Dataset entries
----------

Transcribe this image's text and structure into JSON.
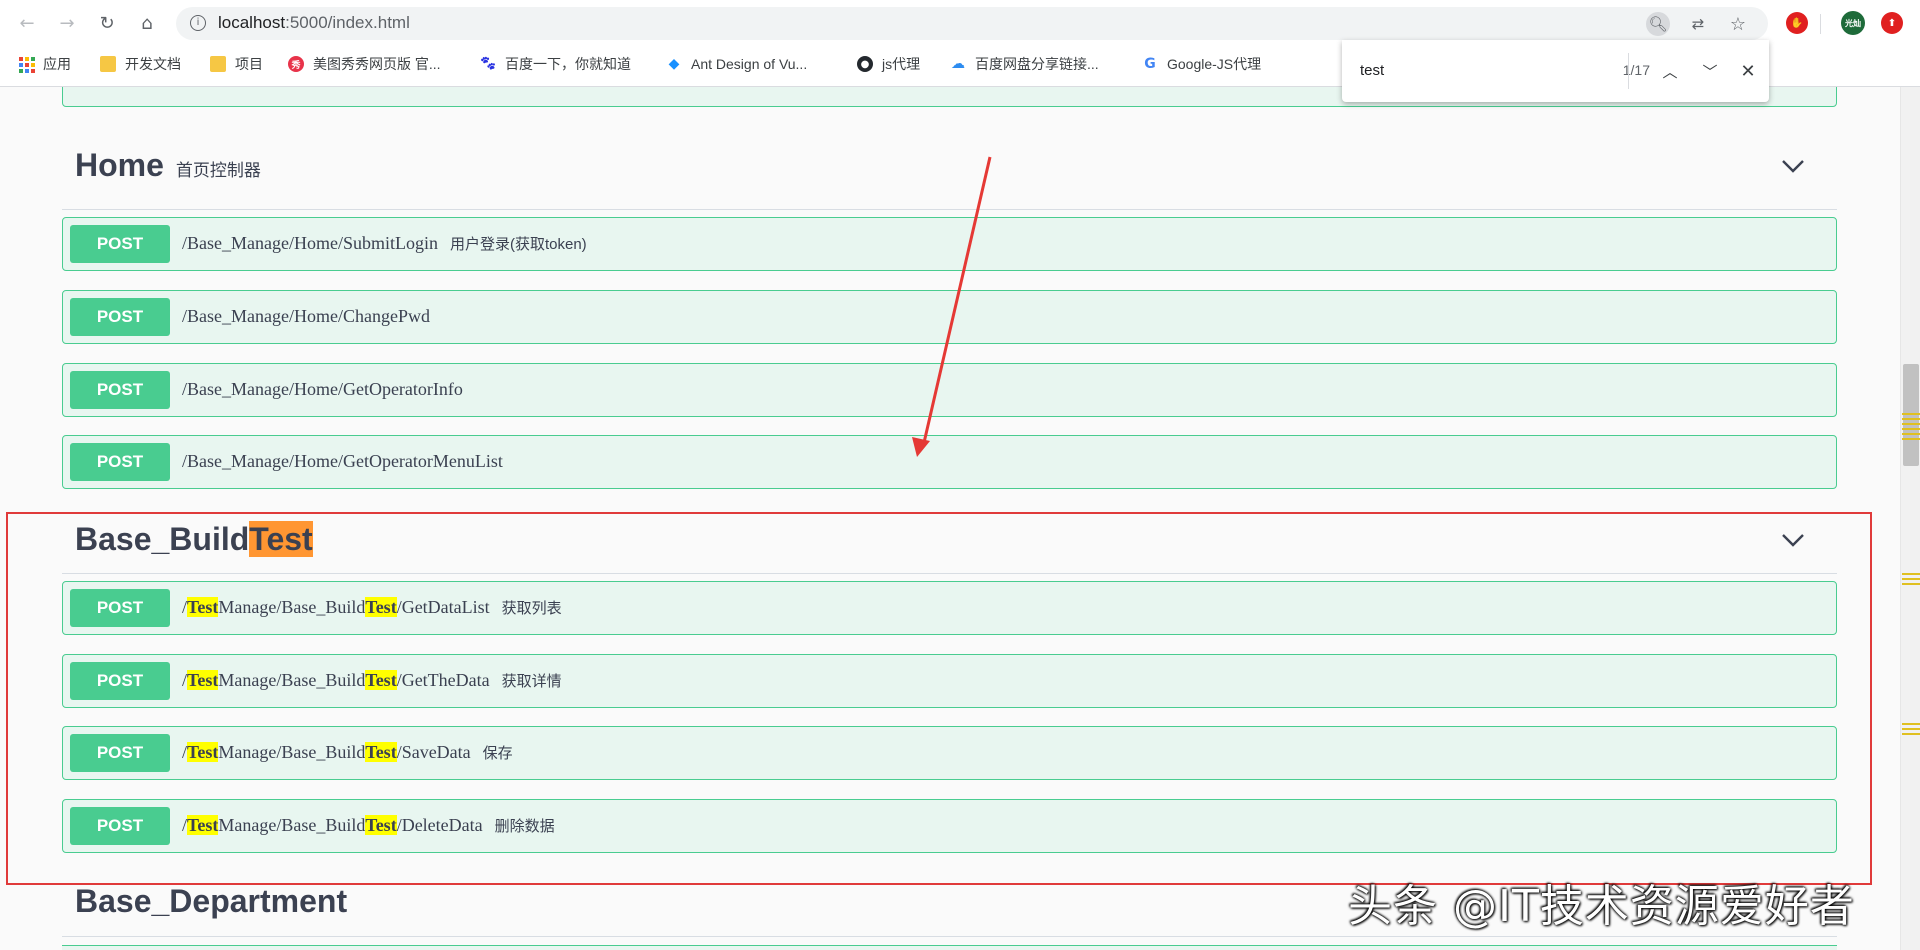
{
  "browser": {
    "url_host": "localhost",
    "url_rest": ":5000/index.html",
    "bookmarks": [
      {
        "label": "应用"
      },
      {
        "label": "开发文档"
      },
      {
        "label": "项目"
      },
      {
        "label": "美图秀秀网页版 官..."
      },
      {
        "label": "百度一下，你就知道"
      },
      {
        "label": "Ant Design of Vu..."
      },
      {
        "label": "js代理"
      },
      {
        "label": "百度网盘分享链接..."
      },
      {
        "label": "Google-JS代理"
      }
    ],
    "profile_label": "光灿"
  },
  "findbar": {
    "query": "test",
    "count": "1/17"
  },
  "sections": [
    {
      "title": "Home",
      "description": "首页控制器",
      "operations": [
        {
          "method": "POST",
          "path": "/Base_Manage/Home/SubmitLogin",
          "summary": "用户登录(获取token)"
        },
        {
          "method": "POST",
          "path": "/Base_Manage/Home/ChangePwd",
          "summary": ""
        },
        {
          "method": "POST",
          "path": "/Base_Manage/Home/GetOperatorInfo",
          "summary": ""
        },
        {
          "method": "POST",
          "path": "/Base_Manage/Home/GetOperatorMenuList",
          "summary": ""
        }
      ]
    },
    {
      "title_prefix": "Base_Build",
      "title_match": "Test",
      "operations": [
        {
          "method": "POST",
          "p1": "/",
          "m1": "Test",
          "p2": "Manage/Base_Build",
          "m2": "Test",
          "p3": "/GetDataList",
          "summary": "获取列表"
        },
        {
          "method": "POST",
          "p1": "/",
          "m1": "Test",
          "p2": "Manage/Base_Build",
          "m2": "Test",
          "p3": "/GetTheData",
          "summary": "获取详情"
        },
        {
          "method": "POST",
          "p1": "/",
          "m1": "Test",
          "p2": "Manage/Base_Build",
          "m2": "Test",
          "p3": "/SaveData",
          "summary": "保存"
        },
        {
          "method": "POST",
          "p1": "/",
          "m1": "Test",
          "p2": "Manage/Base_Build",
          "m2": "Test",
          "p3": "/DeleteData",
          "summary": "删除数据"
        }
      ]
    },
    {
      "title": "Base_Department"
    }
  ],
  "watermark": "头条 @IT技术资源爱好者",
  "colors": {
    "post_green": "#49cc90",
    "post_bg": "#e8f6f0",
    "annotation_red": "#e03a3a",
    "find_match": "#ffff00",
    "find_active": "#ff9632"
  }
}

----------

Pictures excluded, quote all the data above exactly.

Transcribe this image's text and structure into JSON.
{
  "browser": {
    "url_host": "localhost",
    "url_rest": ":5000/index.html",
    "bookmarks": [
      {
        "label": "应用"
      },
      {
        "label": "开发文档"
      },
      {
        "label": "项目"
      },
      {
        "label": "美图秀秀网页版 官..."
      },
      {
        "label": "百度一下，你就知道"
      },
      {
        "label": "Ant Design of Vu..."
      },
      {
        "label": "js代理"
      },
      {
        "label": "百度网盘分享链接..."
      },
      {
        "label": "Google-JS代理"
      }
    ],
    "profile_label": "光灿"
  },
  "findbar": {
    "query": "test",
    "count": "1/17"
  },
  "sections": [
    {
      "title": "Home",
      "description": "首页控制器",
      "operations": [
        {
          "method": "POST",
          "path": "/Base_Manage/Home/SubmitLogin",
          "summary": "用户登录(获取token)"
        },
        {
          "method": "POST",
          "path": "/Base_Manage/Home/ChangePwd",
          "summary": ""
        },
        {
          "method": "POST",
          "path": "/Base_Manage/Home/GetOperatorInfo",
          "summary": ""
        },
        {
          "method": "POST",
          "path": "/Base_Manage/Home/GetOperatorMenuList",
          "summary": ""
        }
      ]
    },
    {
      "title_prefix": "Base_Build",
      "title_match": "Test",
      "operations": [
        {
          "method": "POST",
          "p1": "/",
          "m1": "Test",
          "p2": "Manage/Base_Build",
          "m2": "Test",
          "p3": "/GetDataList",
          "summary": "获取列表"
        },
        {
          "method": "POST",
          "p1": "/",
          "m1": "Test",
          "p2": "Manage/Base_Build",
          "m2": "Test",
          "p3": "/GetTheData",
          "summary": "获取详情"
        },
        {
          "method": "POST",
          "p1": "/",
          "m1": "Test",
          "p2": "Manage/Base_Build",
          "m2": "Test",
          "p3": "/SaveData",
          "summary": "保存"
        },
        {
          "method": "POST",
          "p1": "/",
          "m1": "Test",
          "p2": "Manage/Base_Build",
          "m2": "Test",
          "p3": "/DeleteData",
          "summary": "删除数据"
        }
      ]
    },
    {
      "title": "Base_Department"
    }
  ],
  "watermark": "头条 @IT技术资源爱好者",
  "colors": {
    "post_green": "#49cc90",
    "post_bg": "#e8f6f0",
    "annotation_red": "#e03a3a",
    "find_match": "#ffff00",
    "find_active": "#ff9632"
  }
}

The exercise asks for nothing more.